◆ DIRECTIVE ◆
In the records that follow, locate every line with "ylabel" and extract it.

◆ GIVEN RECORDS ◆
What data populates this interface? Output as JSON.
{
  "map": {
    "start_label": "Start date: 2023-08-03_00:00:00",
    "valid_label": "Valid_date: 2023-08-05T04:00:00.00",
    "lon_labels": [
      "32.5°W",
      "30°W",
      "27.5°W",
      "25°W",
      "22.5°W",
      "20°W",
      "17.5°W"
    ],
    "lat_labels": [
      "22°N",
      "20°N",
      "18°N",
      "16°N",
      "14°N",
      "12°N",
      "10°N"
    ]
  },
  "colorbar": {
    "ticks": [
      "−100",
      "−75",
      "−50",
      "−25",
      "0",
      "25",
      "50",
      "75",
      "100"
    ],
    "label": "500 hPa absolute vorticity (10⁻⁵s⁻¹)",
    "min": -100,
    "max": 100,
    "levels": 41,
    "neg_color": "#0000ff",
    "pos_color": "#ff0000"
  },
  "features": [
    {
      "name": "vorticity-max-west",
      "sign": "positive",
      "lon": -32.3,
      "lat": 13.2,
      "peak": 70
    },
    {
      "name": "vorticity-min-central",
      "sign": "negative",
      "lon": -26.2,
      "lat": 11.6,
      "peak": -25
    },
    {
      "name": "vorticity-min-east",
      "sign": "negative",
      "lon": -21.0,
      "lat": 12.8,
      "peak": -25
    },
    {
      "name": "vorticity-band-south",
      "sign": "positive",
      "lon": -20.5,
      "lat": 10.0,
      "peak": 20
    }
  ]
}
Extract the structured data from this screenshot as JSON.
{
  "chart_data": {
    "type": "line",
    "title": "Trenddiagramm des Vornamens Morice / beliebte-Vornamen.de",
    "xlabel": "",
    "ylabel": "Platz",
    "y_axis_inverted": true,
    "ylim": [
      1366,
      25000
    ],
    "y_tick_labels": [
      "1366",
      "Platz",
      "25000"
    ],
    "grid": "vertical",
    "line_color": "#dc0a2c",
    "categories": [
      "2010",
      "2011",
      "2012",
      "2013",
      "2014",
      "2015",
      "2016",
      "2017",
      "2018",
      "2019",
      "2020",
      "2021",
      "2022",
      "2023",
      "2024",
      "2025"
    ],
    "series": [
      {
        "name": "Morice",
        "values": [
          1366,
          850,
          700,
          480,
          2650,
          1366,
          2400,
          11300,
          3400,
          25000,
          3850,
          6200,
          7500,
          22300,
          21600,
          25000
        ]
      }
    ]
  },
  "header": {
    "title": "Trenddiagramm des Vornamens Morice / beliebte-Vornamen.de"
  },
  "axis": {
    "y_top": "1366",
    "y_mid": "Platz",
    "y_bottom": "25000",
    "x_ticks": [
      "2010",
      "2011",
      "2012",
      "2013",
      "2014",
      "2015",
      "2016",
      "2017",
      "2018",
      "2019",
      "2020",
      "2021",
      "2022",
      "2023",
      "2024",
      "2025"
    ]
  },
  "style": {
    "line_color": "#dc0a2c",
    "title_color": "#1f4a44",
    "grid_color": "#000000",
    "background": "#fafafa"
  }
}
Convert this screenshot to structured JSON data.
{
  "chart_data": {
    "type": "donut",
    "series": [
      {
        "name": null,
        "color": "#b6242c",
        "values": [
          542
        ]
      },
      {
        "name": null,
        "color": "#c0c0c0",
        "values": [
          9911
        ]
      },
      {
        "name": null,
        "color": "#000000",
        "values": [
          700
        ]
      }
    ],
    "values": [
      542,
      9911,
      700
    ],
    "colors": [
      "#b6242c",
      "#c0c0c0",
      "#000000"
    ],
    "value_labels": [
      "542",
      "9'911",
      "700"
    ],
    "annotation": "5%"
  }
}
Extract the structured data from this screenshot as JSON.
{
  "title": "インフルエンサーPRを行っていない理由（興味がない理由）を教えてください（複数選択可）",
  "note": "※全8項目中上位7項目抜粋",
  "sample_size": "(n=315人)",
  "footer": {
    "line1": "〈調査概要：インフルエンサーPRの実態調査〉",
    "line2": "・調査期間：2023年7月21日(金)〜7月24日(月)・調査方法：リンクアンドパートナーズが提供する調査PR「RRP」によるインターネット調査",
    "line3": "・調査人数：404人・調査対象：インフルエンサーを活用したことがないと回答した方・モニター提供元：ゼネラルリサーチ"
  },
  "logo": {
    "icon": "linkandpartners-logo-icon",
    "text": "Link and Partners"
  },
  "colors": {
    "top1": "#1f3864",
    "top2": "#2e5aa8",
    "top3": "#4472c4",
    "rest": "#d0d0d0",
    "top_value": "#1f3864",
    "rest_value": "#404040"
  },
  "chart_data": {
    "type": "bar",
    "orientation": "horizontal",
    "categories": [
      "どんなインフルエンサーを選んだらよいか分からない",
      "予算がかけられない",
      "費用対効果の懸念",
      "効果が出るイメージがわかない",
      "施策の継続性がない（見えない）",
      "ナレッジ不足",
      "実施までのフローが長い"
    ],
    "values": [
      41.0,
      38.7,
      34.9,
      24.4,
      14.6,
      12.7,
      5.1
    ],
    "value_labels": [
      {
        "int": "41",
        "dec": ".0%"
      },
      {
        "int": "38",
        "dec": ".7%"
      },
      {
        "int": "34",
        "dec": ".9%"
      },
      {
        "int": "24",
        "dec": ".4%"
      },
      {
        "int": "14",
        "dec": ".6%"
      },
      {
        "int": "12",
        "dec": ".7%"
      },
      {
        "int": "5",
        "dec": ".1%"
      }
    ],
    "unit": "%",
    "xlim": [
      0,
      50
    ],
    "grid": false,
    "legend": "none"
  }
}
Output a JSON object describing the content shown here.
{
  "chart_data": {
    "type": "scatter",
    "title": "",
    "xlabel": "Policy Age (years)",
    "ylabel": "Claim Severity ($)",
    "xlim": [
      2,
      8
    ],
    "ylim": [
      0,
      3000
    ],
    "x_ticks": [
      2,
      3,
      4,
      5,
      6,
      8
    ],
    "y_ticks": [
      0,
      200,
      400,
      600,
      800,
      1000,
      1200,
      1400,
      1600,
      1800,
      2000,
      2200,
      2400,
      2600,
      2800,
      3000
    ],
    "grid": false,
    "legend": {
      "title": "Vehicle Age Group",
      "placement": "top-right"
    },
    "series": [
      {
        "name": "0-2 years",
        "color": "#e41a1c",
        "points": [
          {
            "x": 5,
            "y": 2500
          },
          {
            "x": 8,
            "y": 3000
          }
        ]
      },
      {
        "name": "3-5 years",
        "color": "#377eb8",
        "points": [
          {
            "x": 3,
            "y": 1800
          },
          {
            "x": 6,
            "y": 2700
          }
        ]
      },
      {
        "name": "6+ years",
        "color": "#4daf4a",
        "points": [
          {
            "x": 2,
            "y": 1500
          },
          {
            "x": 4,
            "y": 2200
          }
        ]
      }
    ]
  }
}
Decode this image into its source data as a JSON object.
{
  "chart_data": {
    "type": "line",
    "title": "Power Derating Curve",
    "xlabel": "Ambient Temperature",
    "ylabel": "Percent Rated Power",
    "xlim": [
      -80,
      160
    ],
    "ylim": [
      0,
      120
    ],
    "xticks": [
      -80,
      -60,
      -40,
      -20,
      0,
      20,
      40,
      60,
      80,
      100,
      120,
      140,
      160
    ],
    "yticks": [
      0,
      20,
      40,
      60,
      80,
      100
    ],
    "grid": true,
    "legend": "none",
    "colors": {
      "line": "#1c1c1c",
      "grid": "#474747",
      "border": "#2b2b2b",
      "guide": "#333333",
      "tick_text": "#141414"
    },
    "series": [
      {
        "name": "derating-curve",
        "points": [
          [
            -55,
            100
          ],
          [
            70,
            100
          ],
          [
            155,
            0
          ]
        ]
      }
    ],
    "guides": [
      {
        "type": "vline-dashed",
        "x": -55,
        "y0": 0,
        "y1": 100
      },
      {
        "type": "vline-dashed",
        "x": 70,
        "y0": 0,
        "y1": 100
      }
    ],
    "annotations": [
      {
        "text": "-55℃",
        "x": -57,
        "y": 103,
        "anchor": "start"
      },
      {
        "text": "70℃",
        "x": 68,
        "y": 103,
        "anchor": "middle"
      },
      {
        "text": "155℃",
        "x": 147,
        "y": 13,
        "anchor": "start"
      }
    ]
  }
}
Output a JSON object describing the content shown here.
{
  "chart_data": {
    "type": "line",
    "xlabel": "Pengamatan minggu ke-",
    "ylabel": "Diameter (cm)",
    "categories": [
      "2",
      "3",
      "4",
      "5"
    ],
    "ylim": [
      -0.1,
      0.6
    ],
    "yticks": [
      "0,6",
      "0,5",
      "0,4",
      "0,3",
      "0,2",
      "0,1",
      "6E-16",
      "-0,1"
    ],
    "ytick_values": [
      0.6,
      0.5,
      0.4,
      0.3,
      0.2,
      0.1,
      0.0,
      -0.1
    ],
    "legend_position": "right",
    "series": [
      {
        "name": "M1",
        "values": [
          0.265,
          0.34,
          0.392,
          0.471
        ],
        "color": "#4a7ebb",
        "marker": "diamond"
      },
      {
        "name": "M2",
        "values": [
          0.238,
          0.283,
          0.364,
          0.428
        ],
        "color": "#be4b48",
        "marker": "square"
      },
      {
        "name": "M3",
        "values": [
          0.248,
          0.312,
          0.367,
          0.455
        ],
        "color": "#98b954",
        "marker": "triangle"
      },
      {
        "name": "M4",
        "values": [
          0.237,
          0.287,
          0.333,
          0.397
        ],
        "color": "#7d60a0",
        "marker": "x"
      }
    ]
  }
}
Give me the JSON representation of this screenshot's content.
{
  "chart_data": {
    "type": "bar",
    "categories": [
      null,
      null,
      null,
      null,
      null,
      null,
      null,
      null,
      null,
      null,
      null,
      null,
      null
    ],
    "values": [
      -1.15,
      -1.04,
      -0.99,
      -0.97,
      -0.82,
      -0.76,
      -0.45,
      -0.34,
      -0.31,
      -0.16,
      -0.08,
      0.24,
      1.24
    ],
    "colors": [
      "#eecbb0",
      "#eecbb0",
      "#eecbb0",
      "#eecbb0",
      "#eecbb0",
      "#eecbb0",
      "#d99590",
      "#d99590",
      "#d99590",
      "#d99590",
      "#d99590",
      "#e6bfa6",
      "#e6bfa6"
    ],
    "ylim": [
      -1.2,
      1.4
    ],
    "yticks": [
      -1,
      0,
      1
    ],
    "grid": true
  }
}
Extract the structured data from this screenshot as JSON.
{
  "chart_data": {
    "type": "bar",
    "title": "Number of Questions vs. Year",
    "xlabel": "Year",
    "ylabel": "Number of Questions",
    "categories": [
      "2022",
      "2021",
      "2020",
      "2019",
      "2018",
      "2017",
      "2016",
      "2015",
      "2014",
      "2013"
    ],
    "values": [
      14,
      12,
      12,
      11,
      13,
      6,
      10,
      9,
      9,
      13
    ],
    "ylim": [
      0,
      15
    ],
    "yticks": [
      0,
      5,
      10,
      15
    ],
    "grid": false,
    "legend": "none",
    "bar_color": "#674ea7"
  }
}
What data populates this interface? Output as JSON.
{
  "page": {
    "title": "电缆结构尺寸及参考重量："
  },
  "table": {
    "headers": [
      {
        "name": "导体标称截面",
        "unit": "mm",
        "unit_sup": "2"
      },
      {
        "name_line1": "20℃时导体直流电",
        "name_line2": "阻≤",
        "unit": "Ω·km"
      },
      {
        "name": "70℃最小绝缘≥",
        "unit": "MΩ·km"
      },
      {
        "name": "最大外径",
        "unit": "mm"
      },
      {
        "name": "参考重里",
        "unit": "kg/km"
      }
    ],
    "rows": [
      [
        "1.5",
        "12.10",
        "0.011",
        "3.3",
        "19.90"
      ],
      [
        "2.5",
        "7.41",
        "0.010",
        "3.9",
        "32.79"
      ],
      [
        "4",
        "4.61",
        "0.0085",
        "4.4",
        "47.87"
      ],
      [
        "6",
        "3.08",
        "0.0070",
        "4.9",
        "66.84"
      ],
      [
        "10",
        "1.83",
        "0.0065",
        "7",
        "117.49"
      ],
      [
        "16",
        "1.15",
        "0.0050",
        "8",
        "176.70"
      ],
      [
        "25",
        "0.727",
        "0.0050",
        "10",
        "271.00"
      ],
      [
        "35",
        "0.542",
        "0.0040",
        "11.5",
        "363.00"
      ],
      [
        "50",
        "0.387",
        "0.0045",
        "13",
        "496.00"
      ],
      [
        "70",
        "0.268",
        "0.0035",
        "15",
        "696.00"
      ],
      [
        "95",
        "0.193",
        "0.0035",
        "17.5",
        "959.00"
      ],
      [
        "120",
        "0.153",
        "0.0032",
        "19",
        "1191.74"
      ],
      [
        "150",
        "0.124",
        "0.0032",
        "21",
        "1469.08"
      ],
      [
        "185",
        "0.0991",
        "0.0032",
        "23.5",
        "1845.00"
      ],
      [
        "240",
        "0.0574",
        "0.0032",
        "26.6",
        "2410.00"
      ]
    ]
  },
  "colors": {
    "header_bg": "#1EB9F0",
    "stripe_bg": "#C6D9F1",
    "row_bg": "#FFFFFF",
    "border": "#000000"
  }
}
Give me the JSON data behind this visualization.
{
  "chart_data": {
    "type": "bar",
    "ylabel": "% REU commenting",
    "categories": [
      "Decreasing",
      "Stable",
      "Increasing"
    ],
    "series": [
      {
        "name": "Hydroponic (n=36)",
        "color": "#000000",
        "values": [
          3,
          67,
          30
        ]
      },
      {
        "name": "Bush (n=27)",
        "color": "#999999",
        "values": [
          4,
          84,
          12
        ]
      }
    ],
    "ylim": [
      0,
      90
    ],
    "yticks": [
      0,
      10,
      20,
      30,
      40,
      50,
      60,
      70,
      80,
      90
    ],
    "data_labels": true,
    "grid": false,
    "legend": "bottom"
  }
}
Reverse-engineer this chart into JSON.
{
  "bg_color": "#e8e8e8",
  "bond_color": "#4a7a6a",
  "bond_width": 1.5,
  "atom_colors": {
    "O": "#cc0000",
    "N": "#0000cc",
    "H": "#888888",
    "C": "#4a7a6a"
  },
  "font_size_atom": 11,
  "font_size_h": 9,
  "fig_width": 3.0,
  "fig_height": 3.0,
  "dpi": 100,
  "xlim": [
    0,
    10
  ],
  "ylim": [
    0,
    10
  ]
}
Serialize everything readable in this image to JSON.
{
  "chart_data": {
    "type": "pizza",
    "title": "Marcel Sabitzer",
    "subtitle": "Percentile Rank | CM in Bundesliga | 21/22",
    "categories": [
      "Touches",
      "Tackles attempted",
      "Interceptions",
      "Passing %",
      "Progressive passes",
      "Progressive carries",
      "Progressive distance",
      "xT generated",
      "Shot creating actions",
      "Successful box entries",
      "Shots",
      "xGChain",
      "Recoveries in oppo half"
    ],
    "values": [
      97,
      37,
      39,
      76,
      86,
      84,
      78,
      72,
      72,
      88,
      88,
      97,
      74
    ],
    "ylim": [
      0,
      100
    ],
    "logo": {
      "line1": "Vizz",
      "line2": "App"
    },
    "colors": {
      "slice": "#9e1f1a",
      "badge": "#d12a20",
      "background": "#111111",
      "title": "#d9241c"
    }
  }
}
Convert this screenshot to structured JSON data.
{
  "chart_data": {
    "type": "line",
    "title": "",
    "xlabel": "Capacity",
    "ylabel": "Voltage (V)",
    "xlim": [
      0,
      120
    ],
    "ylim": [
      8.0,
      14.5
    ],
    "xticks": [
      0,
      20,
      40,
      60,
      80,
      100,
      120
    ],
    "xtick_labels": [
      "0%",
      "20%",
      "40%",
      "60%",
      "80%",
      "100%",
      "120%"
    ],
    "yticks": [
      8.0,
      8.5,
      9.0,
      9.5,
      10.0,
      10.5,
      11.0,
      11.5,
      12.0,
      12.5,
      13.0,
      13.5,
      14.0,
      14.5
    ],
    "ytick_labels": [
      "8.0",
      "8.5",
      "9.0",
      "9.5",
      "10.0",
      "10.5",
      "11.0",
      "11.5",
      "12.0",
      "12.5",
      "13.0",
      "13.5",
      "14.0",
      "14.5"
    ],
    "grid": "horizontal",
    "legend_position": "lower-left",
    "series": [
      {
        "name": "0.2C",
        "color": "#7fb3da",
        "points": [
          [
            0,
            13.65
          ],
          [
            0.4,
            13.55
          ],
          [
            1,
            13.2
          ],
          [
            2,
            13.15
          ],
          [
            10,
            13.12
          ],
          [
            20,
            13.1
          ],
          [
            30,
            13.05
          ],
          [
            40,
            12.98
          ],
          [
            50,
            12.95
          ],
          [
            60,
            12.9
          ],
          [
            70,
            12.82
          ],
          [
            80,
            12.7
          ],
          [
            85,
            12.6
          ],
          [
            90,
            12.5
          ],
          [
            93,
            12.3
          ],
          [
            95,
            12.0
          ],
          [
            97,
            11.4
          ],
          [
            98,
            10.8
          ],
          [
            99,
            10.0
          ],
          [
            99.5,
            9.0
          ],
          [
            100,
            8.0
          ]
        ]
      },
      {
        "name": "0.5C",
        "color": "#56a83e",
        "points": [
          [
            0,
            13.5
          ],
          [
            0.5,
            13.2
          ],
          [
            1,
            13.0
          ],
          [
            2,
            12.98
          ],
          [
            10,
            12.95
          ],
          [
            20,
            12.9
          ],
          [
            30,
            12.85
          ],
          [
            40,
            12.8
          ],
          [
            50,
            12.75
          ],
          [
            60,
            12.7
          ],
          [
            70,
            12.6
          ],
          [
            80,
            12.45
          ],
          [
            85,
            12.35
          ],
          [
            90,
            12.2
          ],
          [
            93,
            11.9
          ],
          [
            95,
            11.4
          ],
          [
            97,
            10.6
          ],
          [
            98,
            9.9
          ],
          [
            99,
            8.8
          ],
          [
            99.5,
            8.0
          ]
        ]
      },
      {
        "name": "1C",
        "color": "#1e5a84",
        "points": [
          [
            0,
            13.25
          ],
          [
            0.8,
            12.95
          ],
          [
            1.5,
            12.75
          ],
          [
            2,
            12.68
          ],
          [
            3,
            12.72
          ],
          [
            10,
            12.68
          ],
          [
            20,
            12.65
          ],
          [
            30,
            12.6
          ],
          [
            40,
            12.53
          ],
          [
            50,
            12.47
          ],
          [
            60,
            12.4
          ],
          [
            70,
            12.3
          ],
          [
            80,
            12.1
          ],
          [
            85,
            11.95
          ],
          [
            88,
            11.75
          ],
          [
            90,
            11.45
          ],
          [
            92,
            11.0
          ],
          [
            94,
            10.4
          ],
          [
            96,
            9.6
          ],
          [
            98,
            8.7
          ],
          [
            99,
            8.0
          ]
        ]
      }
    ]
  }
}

◆ WRITTEN RESPONSE ◆
    "ylabel": "Platz",
    "ylabel": "Claim Severity ($)",
    "ylabel": "Percent Rated Power",
    "ylabel": "Diameter (cm)",
    "ylabel": "Number of Questions",
    "ylabel": "% REU commenting",
    "ylabel": "Voltage (V)",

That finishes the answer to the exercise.